**** Entries provided

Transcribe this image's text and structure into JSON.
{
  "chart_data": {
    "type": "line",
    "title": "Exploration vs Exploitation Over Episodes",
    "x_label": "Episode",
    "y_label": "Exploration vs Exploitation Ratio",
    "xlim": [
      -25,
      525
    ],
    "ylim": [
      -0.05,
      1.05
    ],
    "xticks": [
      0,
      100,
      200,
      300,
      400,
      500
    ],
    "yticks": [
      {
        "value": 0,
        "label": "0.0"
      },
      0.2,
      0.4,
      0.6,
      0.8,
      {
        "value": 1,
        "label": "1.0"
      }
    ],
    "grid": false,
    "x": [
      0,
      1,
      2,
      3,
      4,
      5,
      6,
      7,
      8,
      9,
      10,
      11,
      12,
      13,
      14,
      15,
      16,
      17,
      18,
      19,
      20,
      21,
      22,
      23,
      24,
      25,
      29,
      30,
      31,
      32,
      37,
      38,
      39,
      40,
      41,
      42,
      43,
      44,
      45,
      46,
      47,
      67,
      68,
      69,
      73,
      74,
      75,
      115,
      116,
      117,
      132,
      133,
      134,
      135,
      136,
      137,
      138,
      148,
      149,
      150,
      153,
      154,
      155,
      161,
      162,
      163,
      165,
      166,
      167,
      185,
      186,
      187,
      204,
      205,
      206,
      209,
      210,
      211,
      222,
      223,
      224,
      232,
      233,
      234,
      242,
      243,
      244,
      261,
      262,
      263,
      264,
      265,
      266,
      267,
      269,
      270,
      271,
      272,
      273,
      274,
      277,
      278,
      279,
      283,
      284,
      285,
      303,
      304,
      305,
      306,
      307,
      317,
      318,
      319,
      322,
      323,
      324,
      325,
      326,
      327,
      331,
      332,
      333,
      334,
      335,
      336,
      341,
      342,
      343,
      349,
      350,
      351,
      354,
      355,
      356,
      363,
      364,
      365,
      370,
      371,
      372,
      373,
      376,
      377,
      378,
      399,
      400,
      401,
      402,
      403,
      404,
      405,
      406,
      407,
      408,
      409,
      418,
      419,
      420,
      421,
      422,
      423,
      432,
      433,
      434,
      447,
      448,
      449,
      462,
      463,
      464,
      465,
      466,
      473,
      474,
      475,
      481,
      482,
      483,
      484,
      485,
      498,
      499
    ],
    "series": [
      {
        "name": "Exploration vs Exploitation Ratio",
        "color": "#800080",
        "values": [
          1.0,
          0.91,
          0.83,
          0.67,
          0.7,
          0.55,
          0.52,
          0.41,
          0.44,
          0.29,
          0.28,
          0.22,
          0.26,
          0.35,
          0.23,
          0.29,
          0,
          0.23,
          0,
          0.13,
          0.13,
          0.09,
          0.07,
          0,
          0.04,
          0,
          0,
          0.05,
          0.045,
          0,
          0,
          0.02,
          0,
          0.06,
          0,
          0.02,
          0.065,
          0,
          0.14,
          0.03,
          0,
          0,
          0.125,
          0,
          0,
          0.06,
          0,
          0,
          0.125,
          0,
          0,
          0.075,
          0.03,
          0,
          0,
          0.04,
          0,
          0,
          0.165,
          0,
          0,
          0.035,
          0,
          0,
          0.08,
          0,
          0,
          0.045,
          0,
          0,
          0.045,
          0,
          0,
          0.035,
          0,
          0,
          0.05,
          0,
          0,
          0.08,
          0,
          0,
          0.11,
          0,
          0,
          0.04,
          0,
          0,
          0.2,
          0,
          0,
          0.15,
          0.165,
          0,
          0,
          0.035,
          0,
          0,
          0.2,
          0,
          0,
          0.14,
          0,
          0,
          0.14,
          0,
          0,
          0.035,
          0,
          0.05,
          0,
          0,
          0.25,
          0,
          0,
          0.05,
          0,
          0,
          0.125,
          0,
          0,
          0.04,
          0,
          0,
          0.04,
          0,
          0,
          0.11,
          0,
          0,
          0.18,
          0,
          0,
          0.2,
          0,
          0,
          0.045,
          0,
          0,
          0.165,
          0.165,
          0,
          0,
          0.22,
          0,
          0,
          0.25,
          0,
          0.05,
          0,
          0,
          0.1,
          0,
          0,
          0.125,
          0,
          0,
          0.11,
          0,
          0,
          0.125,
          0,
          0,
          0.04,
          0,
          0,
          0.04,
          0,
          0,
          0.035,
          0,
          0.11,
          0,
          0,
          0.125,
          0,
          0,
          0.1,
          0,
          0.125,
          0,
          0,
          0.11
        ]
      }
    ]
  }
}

********

**What you have to do:** Show every line from the listing above in which the string "Exploitation" appears.

**Reply to the task:**
    "title": "Exploration vs Exploitation Over Episodes",
    "y_label": "Exploration vs Exploitation Ratio",
        "name": "Exploration vs Exploitation Ratio",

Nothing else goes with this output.